··· Source records ···

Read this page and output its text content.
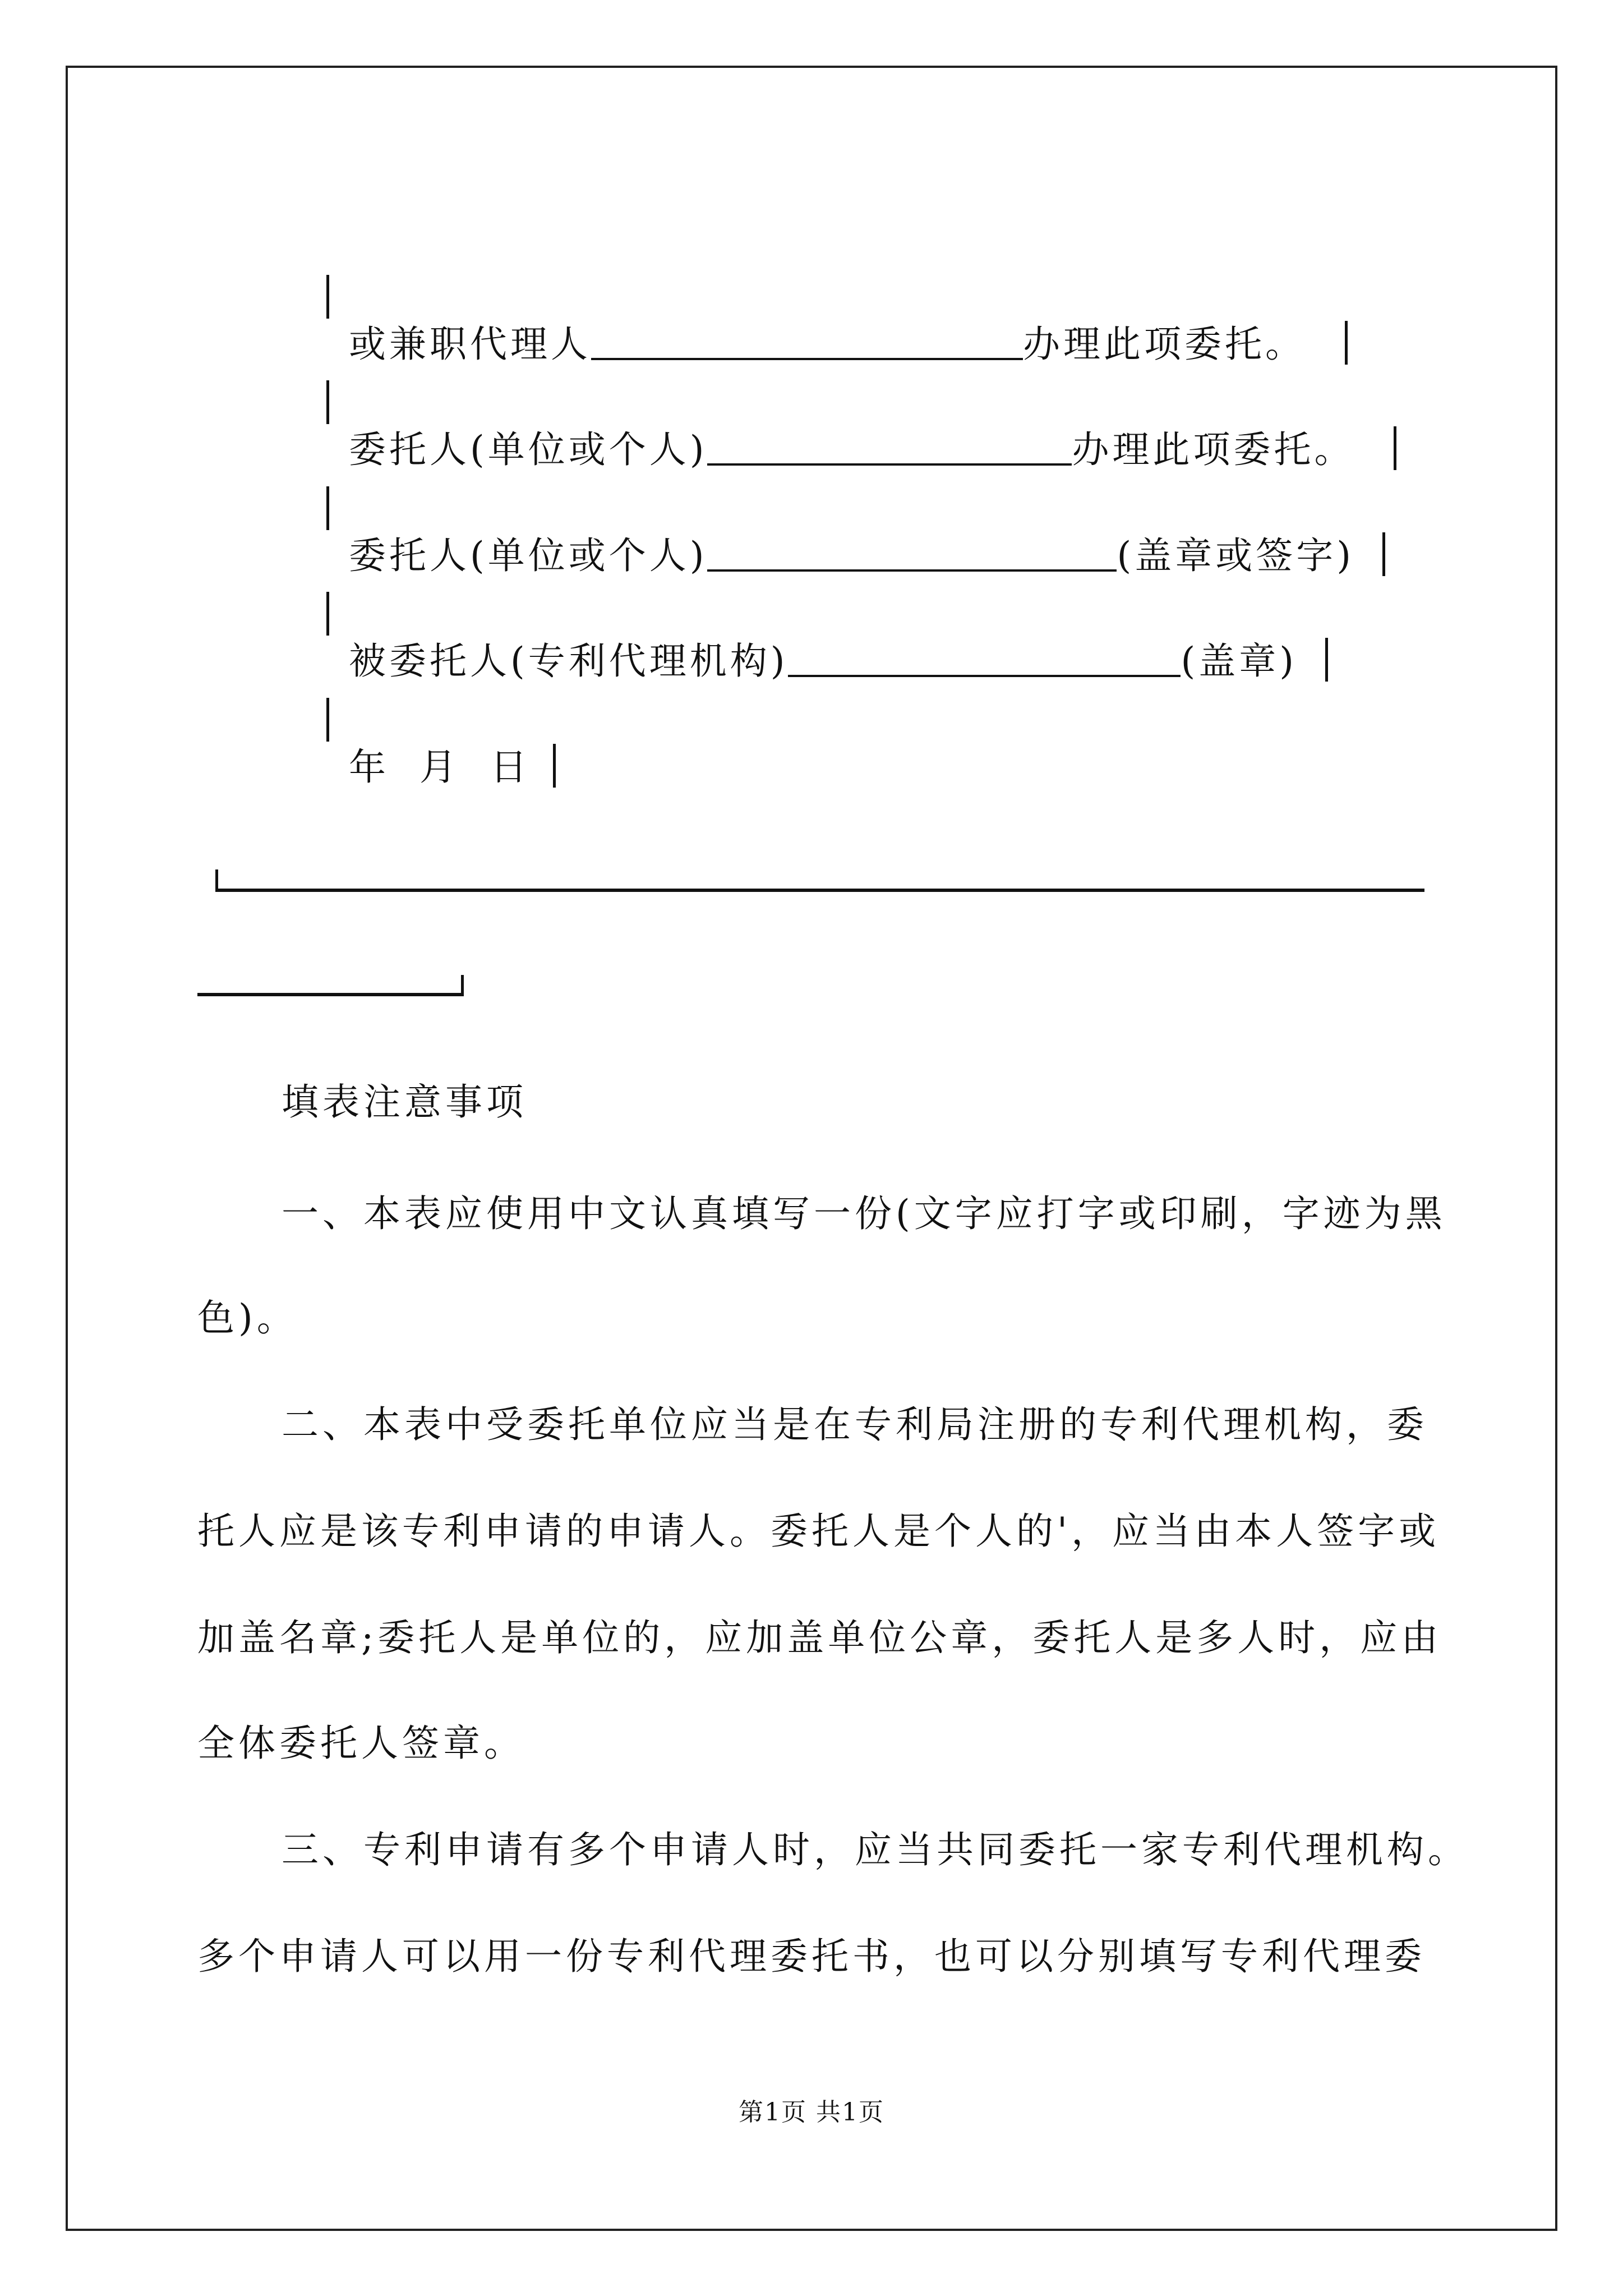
或兼职代理人	办理此项委托。

委托人(单位或个人)	办理此项委托。

委托人(单位或个人)	(盖章或签字)

被委托人(专利代理机构)	(盖章)

年  月  日

填表注意事项
一、本表应使用中文认真填写一份(文字应打字或印刷，字迹为黑
色)。
二、本表中受委托单位应当是在专利局注册的专利代理机构，委
托人应是该专利申请的申请人。委托人是个人的'，应当由本人签字或
加盖名章;委托人是单位的，应加盖单位公章，委托人是多人时，应由
全体委托人签章。
三、专利申请有多个申请人时，应当共同委托一家专利代理机构。
多个申请人可以用一份专利代理委托书，也可以分别填写专利代理委
第1页 共1页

···

Given request:
Every entry above needs to be retyped exactly; drop the pictures.

Finished answer:
Read this page and output its text content.
或兼职代理人	办理此项委托。

委托人(单位或个人)	办理此项委托。

委托人(单位或个人)	(盖章或签字)

被委托人(专利代理机构)	(盖章)

年  月  日

填表注意事项
一、本表应使用中文认真填写一份(文字应打字或印刷，字迹为黑
色)。
二、本表中受委托单位应当是在专利局注册的专利代理机构，委
托人应是该专利申请的申请人。委托人是个人的'，应当由本人签字或
加盖名章;委托人是单位的，应加盖单位公章，委托人是多人时，应由
全体委托人签章。
三、专利申请有多个申请人时，应当共同委托一家专利代理机构。
多个申请人可以用一份专利代理委托书，也可以分别填写专利代理委
第1页 共1页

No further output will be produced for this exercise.